(Stored data)
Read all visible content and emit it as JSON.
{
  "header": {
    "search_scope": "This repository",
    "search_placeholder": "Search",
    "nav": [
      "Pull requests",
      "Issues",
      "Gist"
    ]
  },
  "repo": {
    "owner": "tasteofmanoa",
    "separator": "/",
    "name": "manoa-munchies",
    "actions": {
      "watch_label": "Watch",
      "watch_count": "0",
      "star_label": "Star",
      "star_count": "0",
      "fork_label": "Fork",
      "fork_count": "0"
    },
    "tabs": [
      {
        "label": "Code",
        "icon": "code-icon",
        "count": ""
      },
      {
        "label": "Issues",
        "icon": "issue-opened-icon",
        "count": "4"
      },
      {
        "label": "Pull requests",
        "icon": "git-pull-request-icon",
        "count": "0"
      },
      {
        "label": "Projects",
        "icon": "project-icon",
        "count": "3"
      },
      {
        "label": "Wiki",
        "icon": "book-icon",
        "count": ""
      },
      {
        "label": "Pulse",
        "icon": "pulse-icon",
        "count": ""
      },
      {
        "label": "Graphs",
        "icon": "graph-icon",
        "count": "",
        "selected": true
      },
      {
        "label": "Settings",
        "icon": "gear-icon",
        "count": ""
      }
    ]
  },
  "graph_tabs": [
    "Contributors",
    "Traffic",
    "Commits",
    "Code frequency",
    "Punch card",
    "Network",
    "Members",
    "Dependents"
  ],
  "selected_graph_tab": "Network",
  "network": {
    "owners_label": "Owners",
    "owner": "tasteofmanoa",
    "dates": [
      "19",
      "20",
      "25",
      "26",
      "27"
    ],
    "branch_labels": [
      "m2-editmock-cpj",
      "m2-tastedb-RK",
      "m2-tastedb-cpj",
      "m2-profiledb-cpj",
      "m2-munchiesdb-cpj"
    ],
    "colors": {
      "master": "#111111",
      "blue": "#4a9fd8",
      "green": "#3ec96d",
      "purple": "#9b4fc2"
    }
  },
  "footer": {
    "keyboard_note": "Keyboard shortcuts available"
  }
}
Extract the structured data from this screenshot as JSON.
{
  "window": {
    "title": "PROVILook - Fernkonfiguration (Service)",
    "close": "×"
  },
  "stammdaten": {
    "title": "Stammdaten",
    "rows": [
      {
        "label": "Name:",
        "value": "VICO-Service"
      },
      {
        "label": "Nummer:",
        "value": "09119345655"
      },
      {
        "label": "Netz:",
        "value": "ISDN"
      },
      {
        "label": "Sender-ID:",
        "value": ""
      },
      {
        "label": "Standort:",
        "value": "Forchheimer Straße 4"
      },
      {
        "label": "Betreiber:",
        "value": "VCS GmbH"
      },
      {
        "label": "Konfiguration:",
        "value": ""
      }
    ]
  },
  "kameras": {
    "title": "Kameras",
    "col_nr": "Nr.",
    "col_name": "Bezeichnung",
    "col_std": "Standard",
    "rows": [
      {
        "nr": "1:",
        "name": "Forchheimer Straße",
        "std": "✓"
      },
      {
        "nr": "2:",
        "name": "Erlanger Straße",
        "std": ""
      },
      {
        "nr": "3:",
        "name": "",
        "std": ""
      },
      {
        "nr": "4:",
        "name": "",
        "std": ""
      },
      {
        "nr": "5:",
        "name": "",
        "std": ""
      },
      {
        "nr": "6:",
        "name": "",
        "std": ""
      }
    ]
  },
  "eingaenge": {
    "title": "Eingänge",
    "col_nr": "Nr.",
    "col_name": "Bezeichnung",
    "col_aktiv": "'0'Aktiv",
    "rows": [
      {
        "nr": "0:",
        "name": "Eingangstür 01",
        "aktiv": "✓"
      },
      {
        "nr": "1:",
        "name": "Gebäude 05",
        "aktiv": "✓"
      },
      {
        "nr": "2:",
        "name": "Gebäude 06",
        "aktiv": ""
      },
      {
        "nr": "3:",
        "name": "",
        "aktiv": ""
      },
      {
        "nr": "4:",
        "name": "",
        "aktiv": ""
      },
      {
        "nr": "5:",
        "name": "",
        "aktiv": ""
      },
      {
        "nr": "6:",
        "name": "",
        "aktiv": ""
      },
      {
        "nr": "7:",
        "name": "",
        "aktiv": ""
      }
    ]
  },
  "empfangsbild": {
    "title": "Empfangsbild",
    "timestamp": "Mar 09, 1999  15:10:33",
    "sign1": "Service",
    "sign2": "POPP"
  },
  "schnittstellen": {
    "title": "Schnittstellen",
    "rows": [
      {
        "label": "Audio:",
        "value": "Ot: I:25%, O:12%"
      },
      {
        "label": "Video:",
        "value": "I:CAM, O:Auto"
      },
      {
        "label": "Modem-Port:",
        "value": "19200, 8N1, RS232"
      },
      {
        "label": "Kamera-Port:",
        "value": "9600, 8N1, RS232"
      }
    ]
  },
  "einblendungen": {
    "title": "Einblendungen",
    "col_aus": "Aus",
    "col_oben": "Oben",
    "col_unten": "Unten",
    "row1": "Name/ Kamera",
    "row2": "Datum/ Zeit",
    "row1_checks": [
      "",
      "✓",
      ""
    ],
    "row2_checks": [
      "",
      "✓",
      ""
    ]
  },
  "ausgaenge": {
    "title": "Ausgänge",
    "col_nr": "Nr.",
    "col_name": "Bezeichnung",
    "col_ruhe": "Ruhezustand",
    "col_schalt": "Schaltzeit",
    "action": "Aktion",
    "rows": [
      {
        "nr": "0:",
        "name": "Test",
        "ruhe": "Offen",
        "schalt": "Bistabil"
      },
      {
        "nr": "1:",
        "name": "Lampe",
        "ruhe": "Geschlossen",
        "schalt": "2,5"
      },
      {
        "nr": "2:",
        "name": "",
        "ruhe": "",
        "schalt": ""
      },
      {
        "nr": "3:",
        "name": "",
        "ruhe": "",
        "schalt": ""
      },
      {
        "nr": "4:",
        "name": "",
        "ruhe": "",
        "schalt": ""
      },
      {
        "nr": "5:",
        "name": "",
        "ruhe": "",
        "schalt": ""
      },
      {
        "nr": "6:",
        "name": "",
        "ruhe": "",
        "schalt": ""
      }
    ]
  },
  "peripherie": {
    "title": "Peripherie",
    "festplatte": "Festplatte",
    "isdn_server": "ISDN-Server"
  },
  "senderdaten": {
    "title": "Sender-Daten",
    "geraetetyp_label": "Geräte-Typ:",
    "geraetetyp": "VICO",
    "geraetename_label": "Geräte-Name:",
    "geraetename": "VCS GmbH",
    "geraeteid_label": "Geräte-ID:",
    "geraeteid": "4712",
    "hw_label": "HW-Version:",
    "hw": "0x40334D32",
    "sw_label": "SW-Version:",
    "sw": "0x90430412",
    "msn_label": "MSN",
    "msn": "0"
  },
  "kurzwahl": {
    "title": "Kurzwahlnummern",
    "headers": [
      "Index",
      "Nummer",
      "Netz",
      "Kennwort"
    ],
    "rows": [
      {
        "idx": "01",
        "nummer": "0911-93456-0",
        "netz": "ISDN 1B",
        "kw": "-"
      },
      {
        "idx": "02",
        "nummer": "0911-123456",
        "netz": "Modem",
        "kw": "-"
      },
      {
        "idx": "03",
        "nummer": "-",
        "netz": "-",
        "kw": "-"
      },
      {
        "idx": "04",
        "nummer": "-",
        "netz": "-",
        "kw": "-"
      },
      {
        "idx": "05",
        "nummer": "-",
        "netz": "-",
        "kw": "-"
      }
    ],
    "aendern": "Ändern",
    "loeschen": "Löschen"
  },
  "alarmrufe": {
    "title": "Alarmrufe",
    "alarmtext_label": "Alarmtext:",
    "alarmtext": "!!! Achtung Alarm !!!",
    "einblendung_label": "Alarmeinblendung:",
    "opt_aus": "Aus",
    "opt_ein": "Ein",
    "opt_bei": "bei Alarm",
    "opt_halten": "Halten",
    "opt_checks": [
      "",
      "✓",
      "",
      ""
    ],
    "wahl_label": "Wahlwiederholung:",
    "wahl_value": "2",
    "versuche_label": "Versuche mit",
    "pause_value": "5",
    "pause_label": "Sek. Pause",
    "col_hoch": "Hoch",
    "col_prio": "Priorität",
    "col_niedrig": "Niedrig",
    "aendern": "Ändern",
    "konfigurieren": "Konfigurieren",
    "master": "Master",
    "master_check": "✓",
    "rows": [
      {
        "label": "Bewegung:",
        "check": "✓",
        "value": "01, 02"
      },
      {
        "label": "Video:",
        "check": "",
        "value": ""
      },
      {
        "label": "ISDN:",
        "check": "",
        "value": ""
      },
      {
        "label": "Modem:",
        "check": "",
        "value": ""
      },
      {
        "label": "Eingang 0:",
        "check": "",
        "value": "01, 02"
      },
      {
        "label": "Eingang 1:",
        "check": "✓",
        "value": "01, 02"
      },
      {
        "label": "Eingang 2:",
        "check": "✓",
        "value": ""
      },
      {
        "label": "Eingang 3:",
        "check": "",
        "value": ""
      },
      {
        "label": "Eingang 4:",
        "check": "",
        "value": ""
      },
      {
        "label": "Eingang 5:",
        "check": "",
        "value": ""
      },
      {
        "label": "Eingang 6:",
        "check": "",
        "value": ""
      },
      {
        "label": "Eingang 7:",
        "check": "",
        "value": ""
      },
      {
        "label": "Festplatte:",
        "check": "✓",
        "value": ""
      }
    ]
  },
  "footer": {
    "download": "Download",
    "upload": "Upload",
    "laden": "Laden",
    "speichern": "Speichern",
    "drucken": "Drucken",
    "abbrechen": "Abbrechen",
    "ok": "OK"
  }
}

[Direction]: How many of the lines above include the word "Geräte"? Respond with the number alone.

[Response to this exercise]: 3